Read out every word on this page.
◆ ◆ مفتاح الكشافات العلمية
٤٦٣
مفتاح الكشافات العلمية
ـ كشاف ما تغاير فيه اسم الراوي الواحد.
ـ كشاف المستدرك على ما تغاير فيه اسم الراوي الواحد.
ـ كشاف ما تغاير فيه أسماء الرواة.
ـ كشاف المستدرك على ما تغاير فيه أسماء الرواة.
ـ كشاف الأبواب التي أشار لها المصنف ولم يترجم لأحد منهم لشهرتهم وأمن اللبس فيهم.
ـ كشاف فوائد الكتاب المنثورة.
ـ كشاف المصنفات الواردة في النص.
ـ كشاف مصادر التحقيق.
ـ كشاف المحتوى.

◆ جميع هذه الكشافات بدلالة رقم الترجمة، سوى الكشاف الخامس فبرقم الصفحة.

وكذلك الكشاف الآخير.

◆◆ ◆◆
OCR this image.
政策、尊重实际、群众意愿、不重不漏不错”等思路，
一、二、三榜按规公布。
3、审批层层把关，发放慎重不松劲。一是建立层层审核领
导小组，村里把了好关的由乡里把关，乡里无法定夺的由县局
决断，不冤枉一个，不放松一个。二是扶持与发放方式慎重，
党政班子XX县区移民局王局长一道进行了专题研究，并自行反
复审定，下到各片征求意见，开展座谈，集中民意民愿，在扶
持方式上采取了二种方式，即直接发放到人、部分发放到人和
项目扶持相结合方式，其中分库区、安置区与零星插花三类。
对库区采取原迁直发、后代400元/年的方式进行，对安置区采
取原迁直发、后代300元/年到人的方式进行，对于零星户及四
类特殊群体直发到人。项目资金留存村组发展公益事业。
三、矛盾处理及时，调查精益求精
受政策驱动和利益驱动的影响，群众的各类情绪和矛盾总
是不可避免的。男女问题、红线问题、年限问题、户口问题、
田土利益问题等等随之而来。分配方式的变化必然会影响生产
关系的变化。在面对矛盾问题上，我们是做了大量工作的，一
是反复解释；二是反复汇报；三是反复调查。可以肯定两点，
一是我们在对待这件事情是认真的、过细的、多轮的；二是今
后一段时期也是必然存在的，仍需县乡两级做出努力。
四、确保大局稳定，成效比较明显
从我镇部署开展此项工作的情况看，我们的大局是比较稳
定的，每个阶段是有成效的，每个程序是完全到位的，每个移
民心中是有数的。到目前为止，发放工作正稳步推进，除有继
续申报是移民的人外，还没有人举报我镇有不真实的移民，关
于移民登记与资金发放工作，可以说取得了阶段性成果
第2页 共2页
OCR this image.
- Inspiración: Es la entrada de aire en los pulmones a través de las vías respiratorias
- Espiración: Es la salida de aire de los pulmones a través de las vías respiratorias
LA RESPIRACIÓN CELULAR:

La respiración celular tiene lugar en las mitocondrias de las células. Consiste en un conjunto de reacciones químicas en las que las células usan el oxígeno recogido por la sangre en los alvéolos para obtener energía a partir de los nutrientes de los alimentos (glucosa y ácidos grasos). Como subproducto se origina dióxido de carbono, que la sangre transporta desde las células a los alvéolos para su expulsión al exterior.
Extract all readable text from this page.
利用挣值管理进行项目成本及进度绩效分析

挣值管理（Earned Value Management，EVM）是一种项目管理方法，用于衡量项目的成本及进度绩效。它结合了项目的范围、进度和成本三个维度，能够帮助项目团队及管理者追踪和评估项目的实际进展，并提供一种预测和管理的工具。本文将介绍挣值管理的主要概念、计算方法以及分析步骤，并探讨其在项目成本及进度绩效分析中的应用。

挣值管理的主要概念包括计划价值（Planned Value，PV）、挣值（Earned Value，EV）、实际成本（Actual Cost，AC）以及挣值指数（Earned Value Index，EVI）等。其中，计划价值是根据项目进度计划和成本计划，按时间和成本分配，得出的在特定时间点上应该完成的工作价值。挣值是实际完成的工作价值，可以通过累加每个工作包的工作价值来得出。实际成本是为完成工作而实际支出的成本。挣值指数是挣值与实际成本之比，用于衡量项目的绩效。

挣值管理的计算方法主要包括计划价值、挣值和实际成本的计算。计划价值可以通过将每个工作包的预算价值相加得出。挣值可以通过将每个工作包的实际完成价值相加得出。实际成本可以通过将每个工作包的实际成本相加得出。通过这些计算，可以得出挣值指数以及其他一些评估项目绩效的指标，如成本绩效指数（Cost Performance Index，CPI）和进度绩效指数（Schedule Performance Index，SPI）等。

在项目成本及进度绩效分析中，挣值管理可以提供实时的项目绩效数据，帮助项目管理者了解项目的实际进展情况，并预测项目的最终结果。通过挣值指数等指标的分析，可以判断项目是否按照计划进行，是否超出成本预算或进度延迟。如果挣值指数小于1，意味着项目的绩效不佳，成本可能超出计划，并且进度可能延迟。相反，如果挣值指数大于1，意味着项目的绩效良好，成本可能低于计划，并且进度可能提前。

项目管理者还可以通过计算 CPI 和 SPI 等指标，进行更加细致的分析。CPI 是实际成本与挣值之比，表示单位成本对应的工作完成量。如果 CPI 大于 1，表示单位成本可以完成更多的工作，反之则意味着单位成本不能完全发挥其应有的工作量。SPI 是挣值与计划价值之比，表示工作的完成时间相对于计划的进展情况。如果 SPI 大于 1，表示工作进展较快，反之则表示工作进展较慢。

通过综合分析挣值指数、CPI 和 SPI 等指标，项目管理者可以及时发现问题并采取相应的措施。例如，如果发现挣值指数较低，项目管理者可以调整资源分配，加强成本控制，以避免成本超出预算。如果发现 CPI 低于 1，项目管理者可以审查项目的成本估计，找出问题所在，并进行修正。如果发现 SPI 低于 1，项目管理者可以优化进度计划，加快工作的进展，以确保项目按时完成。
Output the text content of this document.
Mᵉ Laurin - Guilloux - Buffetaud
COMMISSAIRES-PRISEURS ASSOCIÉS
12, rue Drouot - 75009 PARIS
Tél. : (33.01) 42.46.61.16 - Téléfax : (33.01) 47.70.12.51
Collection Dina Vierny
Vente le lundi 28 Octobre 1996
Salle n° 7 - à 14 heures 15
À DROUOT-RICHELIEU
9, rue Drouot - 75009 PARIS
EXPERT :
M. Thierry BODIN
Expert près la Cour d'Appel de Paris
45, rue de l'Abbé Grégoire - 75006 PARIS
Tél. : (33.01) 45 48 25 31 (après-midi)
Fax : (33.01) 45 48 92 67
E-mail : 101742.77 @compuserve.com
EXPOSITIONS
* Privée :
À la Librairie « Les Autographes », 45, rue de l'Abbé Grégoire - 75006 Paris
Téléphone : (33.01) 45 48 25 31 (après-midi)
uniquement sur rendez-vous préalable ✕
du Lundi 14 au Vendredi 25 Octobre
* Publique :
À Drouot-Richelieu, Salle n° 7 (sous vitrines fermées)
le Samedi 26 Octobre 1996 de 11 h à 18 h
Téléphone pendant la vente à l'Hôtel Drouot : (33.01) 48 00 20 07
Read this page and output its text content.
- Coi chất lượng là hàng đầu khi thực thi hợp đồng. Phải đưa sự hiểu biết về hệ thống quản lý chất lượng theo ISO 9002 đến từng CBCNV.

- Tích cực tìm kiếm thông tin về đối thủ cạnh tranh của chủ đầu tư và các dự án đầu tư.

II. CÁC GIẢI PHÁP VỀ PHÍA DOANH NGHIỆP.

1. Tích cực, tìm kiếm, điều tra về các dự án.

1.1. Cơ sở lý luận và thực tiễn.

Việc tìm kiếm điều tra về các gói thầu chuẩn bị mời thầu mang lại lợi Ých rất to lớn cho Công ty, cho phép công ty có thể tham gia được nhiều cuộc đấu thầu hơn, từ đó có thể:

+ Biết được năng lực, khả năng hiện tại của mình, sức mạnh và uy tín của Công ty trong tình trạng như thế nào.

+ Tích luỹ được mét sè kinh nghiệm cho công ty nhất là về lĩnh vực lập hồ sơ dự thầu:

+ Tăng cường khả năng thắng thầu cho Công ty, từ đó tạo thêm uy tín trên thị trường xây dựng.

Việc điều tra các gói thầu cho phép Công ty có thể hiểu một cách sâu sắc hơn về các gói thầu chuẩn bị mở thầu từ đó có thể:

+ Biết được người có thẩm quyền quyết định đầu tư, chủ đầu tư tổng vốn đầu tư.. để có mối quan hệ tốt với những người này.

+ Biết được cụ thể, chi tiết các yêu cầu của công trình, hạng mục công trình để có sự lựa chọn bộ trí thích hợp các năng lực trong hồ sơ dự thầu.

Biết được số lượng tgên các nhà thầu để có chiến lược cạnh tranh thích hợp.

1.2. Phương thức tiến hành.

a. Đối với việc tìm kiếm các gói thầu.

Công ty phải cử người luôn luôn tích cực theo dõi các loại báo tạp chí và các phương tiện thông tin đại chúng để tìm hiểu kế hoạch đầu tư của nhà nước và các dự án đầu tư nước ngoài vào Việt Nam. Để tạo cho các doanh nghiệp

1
-- -- --
> **Requirements**: List each line in the listing that contains the string "page".

> **Solution for this problem**:
Read out every word on this page.
Extract all readable text from this page.
Read this page and output its text content.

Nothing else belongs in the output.